__STATED PROBLEM__. Write out the items from the line that contains "What elements are" through the line that contains "magic-wand-icon — [832, 562, 856, 586]", replacing "GENERATE NOW" with "CREATE NOW" and changing nothing else. Leave the pictures out.

__GIVEN DATA__.
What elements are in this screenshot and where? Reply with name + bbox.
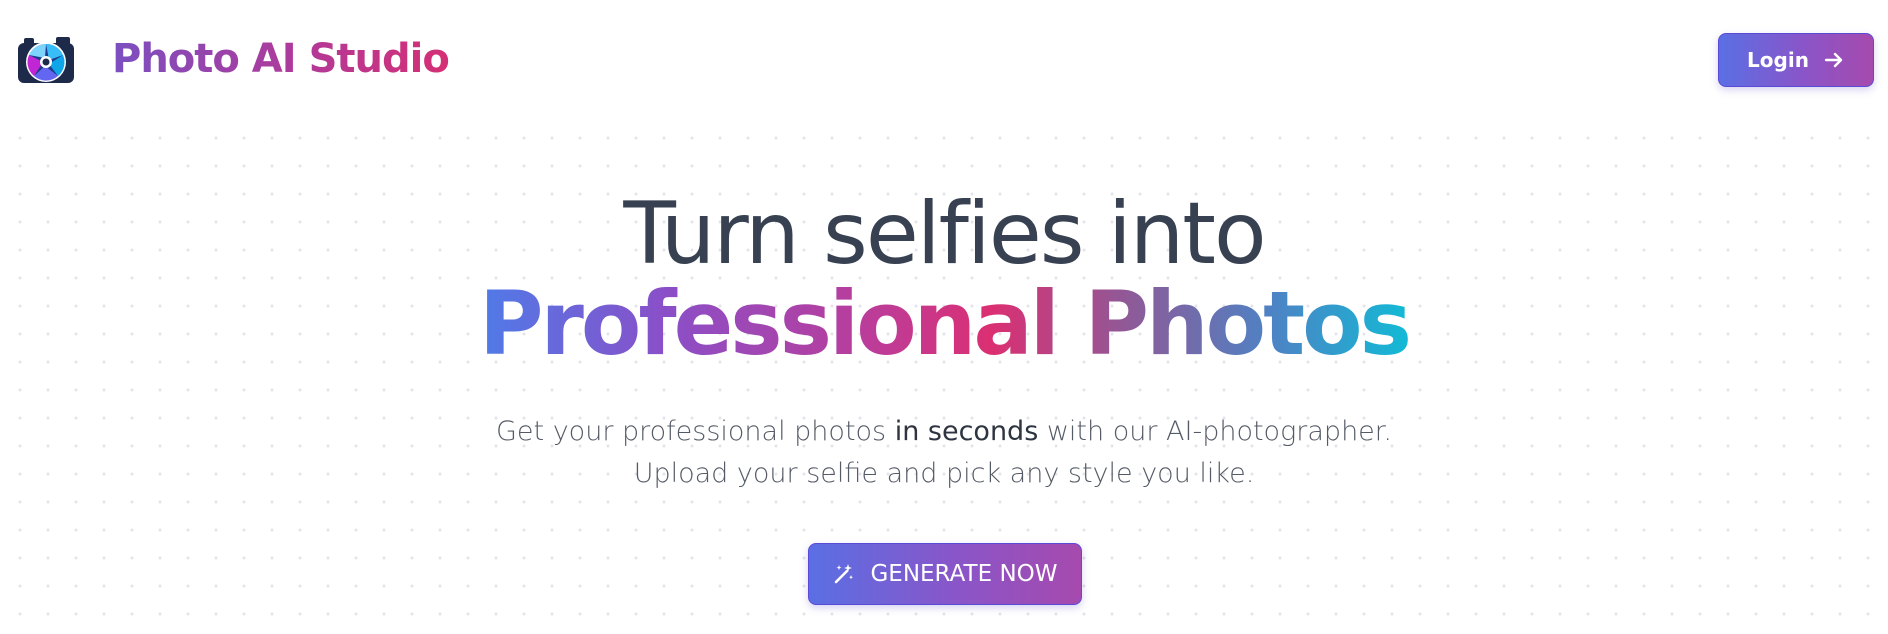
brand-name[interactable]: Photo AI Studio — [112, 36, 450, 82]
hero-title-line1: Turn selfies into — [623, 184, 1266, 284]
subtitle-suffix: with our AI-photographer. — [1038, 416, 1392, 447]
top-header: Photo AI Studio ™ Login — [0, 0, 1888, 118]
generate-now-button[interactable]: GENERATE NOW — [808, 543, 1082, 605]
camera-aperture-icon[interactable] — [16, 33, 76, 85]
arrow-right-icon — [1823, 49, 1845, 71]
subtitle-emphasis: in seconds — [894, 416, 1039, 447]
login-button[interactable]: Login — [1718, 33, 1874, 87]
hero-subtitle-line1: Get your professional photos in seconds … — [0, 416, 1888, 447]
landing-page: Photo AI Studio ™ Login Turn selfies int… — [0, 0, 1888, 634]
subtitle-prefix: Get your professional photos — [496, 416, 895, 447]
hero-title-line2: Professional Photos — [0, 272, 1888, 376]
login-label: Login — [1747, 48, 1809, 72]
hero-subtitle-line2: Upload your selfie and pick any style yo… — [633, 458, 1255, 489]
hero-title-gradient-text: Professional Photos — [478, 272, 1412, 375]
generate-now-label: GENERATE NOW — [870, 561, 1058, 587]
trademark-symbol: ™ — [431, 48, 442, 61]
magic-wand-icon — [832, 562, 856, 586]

--

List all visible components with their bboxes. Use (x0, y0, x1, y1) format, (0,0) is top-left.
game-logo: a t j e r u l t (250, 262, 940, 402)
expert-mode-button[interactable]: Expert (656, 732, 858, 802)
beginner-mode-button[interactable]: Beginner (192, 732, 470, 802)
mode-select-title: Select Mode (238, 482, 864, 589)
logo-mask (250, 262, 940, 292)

--

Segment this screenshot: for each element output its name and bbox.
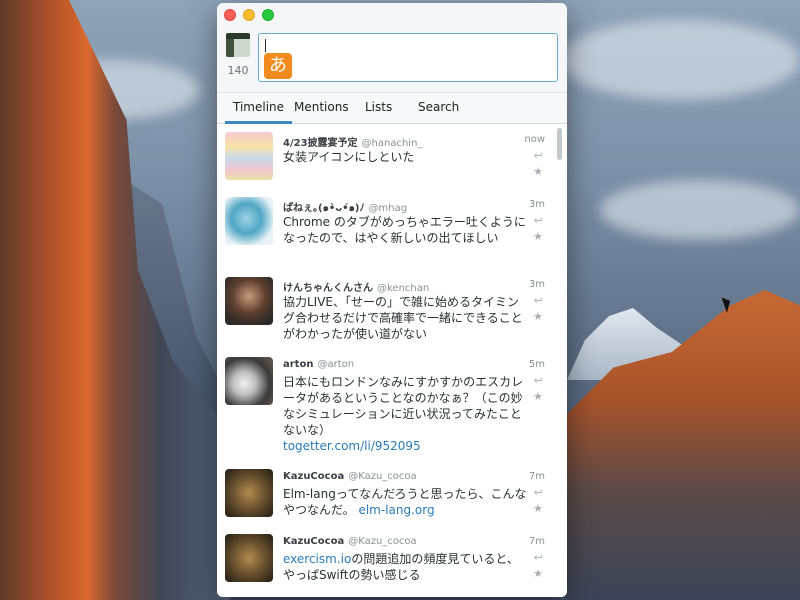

__CORRECT RESULT__.
What elements are in this screenshot and where? Reply with name + bbox.
brand-name[interactable]: Photo AI Studio — [112, 36, 450, 82]
hero-title-line1: Turn selfies into — [623, 184, 1266, 284]
subtitle-suffix: with our AI-photographer. — [1038, 416, 1392, 447]
top-header: Photo AI Studio ™ Login — [0, 0, 1888, 118]
generate-now-button[interactable]: CREATE NOW — [808, 543, 1082, 605]
camera-aperture-icon[interactable] — [16, 33, 76, 85]
arrow-right-icon — [1823, 49, 1845, 71]
subtitle-emphasis: in seconds — [894, 416, 1039, 447]
login-button[interactable]: Login — [1718, 33, 1874, 87]
hero-subtitle-line1: Get your professional photos in seconds … — [0, 416, 1888, 447]
landing-page: Photo AI Studio ™ Login Turn selfies int… — [0, 0, 1888, 634]
subtitle-prefix: Get your professional photos — [496, 416, 895, 447]
hero-title-line2: Professional Photos — [0, 272, 1888, 376]
login-label: Login — [1747, 48, 1809, 72]
hero-subtitle-line2: Upload your selfie and pick any style yo… — [633, 458, 1255, 489]
hero-title-gradient-text: Professional Photos — [478, 272, 1412, 375]
generate-now-label: CREATE NOW — [870, 561, 1058, 587]
trademark-symbol: ™ — [431, 48, 442, 61]
magic-wand-icon — [832, 562, 856, 586]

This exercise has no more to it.